**JOB**. Wherever the word "country" appears in the entries, copy the whole line.

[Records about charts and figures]

▬▬▬▬▬▬▬▬▬▬

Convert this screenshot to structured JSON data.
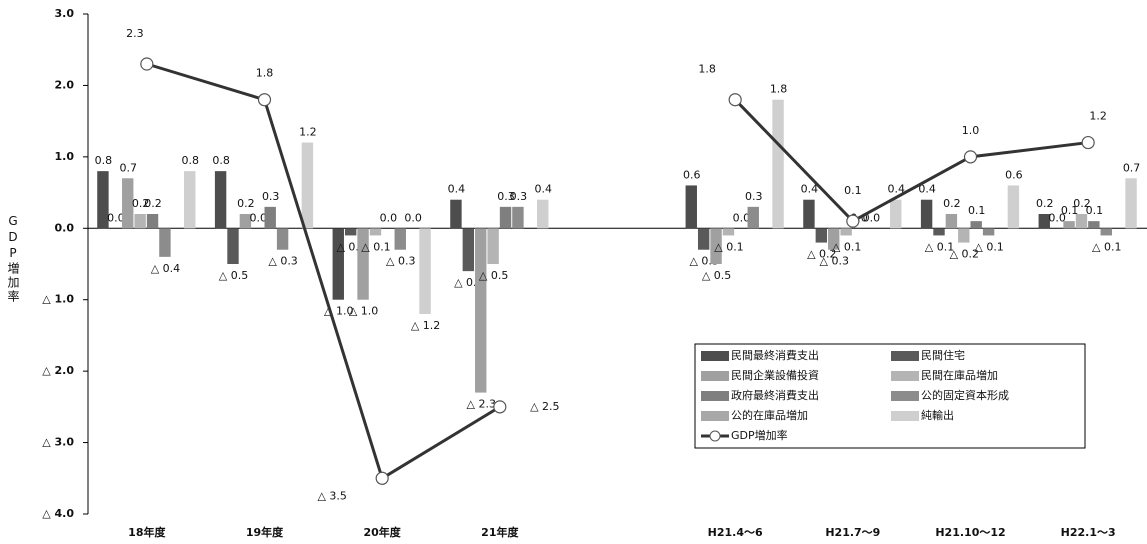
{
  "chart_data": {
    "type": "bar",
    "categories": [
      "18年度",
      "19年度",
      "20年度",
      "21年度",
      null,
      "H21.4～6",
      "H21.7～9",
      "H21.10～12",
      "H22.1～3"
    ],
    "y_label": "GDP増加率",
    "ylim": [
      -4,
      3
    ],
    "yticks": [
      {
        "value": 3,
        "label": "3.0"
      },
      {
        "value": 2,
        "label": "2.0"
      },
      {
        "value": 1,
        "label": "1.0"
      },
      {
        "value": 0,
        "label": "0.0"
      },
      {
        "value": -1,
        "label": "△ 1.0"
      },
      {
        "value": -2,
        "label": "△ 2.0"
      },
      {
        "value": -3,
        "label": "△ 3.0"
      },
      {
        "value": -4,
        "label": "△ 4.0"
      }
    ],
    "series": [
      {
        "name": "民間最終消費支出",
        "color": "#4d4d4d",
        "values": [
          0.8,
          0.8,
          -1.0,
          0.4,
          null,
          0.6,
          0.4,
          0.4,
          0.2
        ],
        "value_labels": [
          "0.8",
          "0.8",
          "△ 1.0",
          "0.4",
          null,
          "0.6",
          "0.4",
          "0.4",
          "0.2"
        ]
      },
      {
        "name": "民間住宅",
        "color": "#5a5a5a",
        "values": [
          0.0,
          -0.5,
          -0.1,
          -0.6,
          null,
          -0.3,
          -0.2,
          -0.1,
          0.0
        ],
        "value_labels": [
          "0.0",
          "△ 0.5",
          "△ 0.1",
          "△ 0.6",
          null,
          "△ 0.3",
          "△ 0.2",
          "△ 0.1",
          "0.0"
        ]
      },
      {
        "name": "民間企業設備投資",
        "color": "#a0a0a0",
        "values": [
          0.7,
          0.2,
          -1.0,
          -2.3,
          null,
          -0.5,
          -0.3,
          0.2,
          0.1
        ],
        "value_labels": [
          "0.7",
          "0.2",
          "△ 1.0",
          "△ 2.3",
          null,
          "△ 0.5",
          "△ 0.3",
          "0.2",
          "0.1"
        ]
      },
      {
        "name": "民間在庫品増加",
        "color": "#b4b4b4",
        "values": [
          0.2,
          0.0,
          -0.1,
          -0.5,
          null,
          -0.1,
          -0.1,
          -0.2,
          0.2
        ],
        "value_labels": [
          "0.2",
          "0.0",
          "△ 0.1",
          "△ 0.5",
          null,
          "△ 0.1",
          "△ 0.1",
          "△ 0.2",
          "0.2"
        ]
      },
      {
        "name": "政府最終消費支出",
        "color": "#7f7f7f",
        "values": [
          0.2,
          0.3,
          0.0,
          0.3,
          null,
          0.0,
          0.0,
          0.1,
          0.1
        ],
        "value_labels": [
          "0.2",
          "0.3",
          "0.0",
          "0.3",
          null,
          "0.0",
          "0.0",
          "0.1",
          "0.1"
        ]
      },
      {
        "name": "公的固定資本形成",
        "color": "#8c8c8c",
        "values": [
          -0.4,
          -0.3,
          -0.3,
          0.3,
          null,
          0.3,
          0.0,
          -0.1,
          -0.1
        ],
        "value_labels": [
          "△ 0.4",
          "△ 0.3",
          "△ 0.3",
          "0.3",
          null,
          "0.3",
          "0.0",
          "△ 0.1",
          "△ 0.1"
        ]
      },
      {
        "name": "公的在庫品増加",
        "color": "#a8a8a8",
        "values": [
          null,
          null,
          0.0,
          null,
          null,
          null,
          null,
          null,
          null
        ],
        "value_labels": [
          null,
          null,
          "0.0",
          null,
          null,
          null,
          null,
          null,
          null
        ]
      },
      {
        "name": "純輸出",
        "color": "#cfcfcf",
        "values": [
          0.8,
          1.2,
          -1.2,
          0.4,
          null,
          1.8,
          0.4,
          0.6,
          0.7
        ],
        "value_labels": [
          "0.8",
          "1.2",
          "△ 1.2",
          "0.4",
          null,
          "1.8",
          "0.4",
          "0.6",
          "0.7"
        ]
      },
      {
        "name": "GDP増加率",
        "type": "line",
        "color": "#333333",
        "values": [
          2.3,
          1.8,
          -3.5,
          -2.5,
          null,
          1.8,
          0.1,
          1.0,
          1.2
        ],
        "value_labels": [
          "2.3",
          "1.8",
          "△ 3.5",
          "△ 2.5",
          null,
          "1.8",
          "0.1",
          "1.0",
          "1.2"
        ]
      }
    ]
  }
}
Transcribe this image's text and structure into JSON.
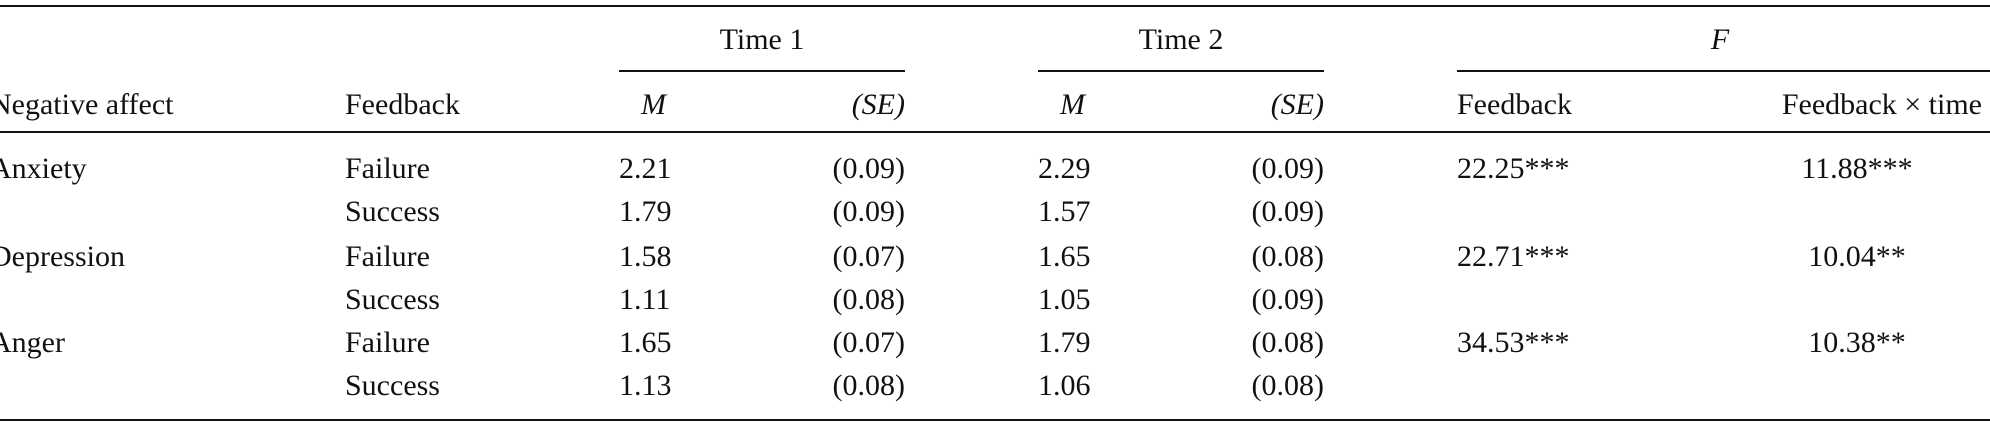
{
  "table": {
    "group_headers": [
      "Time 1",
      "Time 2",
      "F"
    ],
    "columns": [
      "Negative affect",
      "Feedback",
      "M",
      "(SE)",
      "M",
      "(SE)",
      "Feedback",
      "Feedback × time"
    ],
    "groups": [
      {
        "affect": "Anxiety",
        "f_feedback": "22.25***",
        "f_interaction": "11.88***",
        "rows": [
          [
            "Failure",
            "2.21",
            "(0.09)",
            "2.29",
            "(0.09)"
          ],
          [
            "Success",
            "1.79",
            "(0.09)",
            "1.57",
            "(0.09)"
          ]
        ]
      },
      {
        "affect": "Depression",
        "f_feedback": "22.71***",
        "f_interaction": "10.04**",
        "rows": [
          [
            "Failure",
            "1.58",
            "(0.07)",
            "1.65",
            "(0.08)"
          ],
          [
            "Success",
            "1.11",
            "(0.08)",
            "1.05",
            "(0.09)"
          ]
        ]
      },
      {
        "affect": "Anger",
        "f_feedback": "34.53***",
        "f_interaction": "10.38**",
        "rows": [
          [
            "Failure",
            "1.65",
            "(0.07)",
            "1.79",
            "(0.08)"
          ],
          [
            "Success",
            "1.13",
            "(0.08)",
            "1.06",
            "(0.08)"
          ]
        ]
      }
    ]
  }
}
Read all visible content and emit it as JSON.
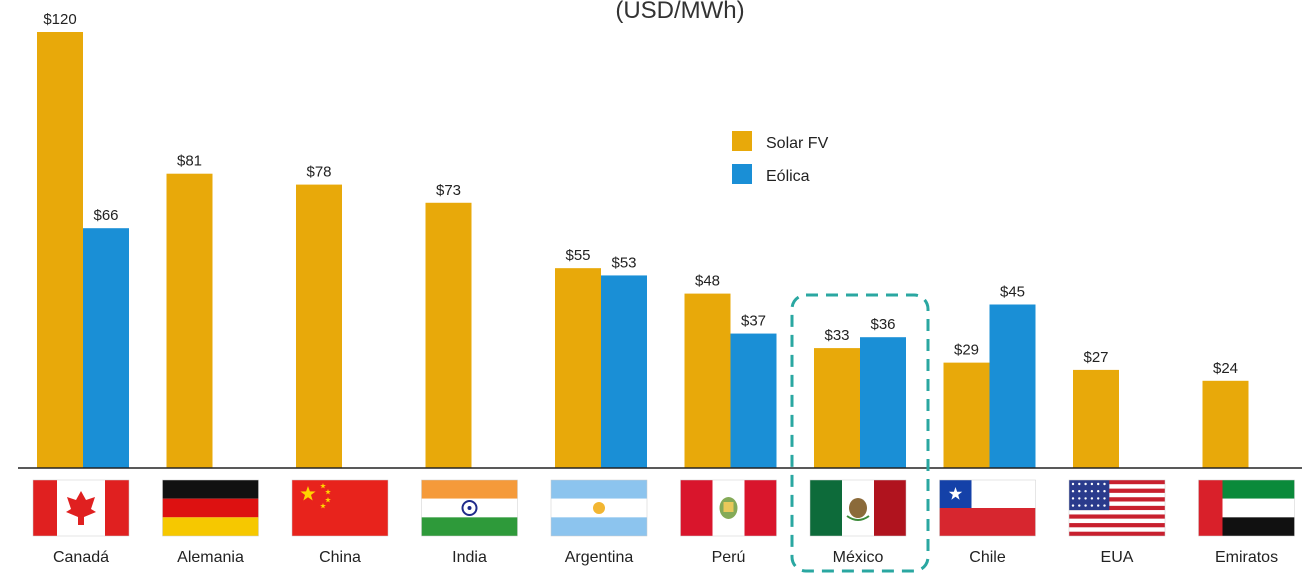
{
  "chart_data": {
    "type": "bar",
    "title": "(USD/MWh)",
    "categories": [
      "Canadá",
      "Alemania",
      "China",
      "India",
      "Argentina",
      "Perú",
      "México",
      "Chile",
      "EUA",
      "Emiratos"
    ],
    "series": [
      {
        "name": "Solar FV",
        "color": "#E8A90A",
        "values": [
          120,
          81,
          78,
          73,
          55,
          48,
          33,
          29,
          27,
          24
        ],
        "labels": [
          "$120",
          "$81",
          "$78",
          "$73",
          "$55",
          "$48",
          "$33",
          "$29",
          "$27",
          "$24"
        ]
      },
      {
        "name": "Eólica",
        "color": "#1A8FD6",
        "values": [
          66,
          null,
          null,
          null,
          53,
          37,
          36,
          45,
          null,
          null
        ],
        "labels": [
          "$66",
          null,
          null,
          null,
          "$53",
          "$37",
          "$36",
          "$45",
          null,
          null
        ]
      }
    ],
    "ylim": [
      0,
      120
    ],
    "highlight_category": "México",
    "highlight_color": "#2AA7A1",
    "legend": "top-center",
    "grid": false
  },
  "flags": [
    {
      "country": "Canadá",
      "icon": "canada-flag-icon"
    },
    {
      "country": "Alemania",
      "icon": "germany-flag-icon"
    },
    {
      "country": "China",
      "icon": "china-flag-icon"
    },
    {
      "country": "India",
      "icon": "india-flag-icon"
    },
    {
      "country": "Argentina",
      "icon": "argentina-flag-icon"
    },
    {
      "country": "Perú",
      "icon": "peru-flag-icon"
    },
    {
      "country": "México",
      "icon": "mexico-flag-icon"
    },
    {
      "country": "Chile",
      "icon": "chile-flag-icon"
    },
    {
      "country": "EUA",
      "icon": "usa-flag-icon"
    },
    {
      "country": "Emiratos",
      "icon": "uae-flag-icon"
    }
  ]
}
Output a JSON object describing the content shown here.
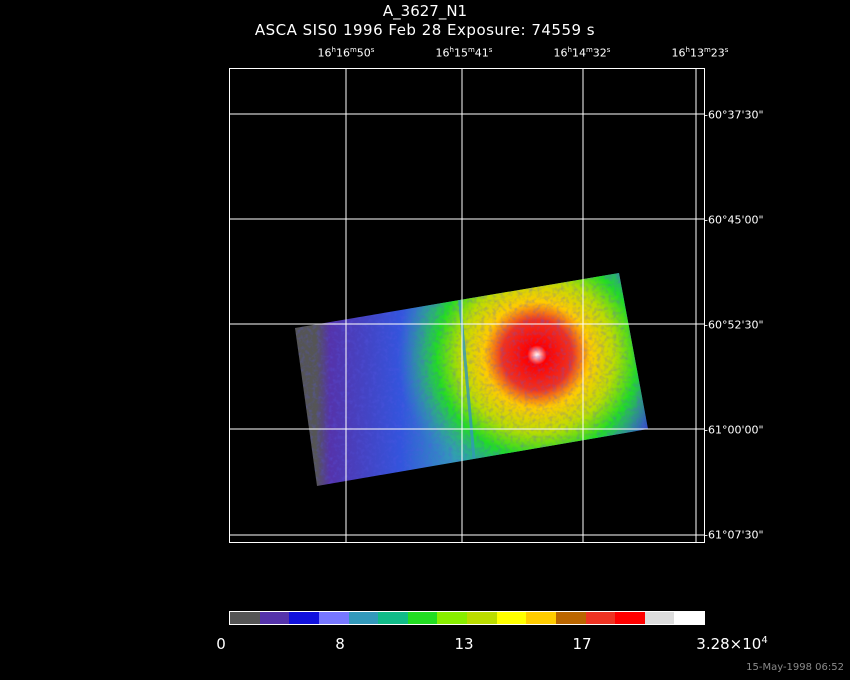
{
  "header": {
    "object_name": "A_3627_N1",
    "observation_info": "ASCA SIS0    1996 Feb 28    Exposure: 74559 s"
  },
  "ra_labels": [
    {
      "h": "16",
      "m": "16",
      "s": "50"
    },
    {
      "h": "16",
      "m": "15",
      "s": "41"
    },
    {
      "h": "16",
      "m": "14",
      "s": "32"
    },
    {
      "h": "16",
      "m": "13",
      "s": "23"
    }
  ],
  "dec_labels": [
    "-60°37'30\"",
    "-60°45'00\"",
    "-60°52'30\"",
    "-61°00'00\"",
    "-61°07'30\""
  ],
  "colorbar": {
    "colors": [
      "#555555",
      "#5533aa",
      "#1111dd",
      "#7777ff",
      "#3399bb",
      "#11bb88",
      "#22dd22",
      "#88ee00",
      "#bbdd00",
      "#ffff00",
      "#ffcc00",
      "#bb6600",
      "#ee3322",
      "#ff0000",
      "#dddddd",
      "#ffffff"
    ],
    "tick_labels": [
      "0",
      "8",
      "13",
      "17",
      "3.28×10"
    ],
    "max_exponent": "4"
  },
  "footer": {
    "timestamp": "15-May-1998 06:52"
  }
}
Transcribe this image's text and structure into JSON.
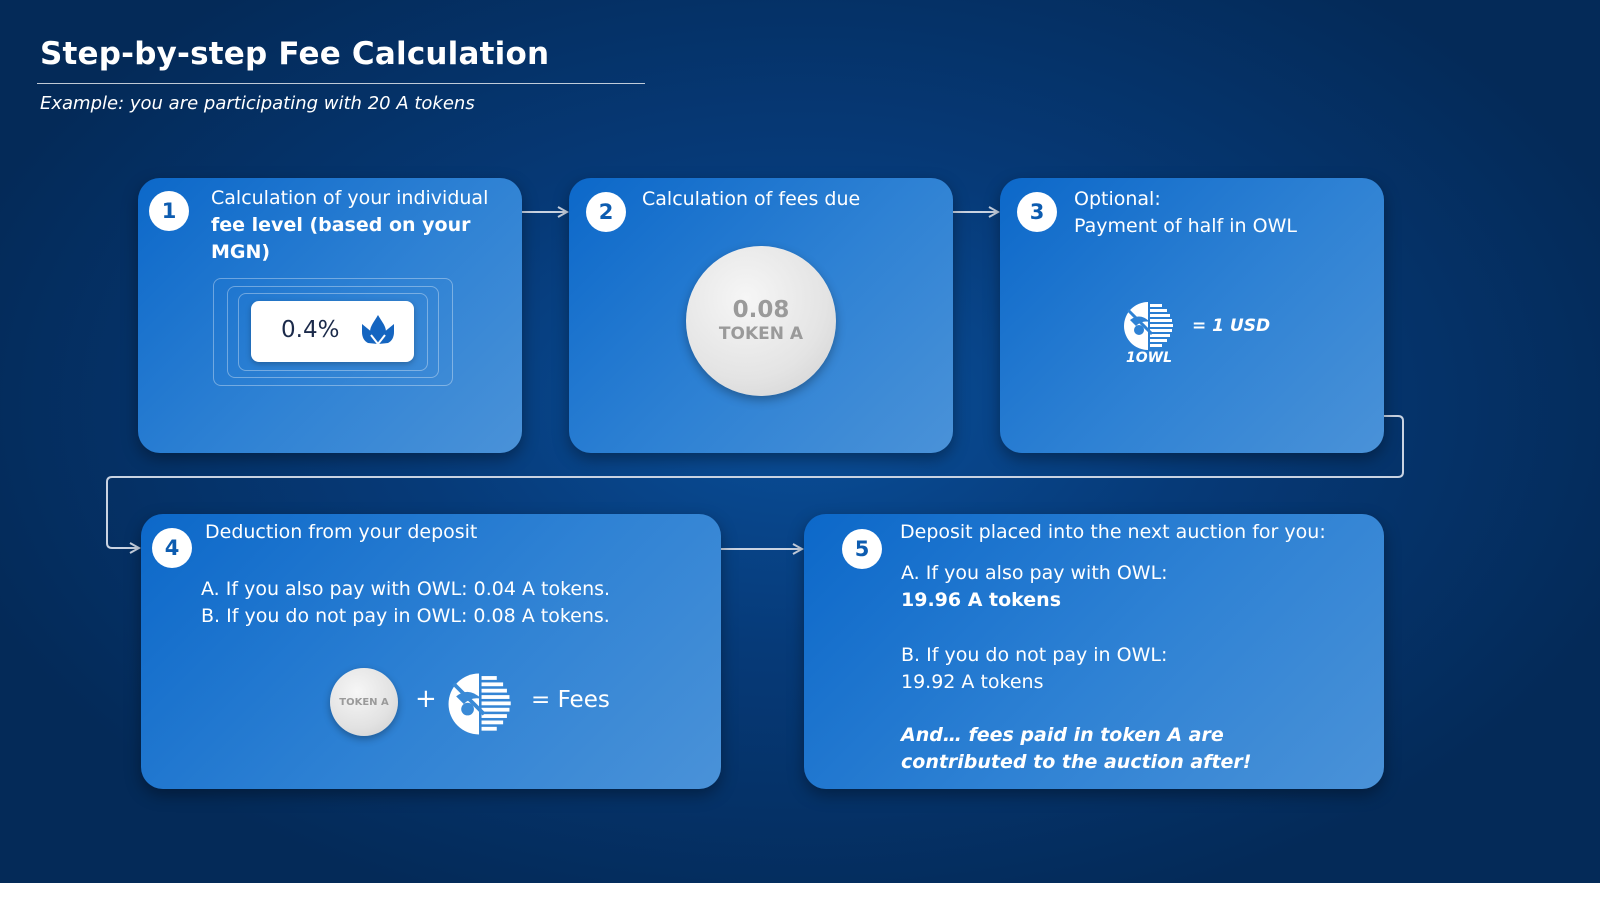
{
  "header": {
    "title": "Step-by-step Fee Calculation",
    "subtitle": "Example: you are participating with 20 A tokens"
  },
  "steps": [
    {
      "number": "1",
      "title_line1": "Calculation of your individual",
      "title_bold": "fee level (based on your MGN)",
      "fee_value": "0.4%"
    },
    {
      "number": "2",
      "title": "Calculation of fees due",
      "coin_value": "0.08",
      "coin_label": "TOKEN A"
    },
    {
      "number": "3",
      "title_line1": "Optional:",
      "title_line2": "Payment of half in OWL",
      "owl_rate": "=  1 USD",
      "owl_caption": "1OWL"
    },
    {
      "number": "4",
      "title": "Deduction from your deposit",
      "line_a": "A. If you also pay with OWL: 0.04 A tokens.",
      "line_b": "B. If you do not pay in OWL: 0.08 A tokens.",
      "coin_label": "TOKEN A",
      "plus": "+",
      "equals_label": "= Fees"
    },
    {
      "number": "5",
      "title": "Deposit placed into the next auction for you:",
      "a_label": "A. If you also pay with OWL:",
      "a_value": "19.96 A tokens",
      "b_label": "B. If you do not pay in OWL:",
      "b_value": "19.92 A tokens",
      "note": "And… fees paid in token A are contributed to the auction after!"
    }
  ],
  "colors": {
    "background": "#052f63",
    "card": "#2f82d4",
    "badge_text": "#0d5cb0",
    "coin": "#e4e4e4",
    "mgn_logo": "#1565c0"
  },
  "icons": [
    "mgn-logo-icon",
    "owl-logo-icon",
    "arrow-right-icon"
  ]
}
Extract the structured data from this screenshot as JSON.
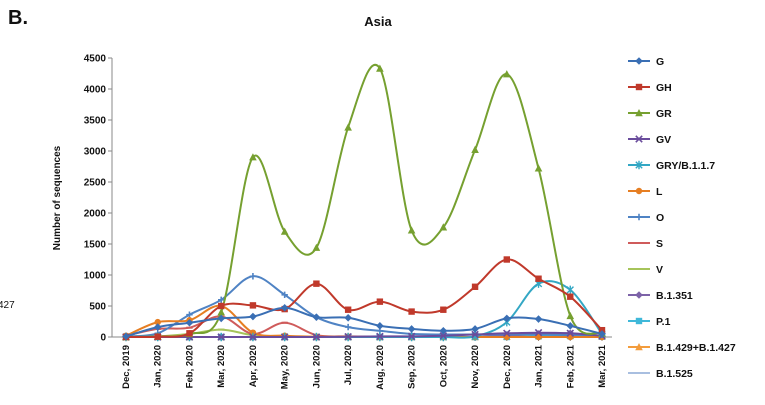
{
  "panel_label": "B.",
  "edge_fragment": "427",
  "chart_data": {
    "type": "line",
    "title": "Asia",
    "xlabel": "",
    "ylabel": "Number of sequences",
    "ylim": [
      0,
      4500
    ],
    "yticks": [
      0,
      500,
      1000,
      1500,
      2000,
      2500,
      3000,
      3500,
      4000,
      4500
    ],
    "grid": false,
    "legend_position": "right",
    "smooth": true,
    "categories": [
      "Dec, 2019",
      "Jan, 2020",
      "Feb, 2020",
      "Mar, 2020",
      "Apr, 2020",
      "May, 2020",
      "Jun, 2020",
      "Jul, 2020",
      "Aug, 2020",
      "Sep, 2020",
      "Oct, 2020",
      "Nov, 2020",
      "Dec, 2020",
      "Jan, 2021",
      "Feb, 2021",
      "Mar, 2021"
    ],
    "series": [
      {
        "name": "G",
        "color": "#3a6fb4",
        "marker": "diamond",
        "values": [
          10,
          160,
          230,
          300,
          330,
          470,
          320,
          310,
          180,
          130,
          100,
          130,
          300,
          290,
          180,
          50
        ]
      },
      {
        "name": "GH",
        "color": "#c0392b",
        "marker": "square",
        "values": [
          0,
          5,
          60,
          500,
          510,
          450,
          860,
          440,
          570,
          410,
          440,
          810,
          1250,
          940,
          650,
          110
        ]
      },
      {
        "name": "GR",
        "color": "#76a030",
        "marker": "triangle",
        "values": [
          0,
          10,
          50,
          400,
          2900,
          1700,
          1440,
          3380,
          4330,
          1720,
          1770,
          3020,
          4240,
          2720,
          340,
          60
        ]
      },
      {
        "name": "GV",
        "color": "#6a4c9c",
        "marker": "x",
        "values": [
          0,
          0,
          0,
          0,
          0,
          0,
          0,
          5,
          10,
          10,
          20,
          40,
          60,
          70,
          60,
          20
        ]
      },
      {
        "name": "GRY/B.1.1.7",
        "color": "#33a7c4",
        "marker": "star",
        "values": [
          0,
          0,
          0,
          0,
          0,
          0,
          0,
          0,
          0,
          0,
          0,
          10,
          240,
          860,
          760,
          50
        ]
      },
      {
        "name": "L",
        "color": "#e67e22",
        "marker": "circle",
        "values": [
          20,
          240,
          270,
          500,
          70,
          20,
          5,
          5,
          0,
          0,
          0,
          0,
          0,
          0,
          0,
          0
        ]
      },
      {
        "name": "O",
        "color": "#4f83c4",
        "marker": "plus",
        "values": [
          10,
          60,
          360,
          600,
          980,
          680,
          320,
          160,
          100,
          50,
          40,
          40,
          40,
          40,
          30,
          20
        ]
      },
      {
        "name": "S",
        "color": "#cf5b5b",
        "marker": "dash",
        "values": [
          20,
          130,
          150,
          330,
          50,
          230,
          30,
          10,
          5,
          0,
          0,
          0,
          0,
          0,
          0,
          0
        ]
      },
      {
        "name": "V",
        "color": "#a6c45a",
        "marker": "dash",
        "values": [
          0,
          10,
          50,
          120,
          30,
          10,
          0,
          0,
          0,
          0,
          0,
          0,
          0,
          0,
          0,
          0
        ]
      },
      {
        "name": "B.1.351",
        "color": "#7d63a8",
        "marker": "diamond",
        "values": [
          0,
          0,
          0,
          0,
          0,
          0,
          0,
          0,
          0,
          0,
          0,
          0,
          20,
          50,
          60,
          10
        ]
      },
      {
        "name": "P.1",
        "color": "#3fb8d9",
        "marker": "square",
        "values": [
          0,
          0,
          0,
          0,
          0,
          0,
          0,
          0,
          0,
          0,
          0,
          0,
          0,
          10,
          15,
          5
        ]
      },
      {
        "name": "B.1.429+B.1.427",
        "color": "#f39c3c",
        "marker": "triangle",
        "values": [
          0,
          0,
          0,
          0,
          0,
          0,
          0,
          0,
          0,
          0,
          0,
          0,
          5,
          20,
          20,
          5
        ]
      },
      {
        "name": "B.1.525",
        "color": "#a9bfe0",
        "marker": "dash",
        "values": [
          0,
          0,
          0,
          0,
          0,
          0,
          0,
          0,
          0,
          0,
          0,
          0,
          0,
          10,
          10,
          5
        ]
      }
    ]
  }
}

▬▬▬▬▬▬▬▬▬▬

**WRITTEN REPLY**.
      "country": "Canadá",
      "country": "Alemania",
      "country": "China",
      "country": "India",
      "country": "Argentina",
      "country": "Perú",
      "country": "México",
      "country": "Chile",
      "country": "EUA",
      "country": "Emiratos",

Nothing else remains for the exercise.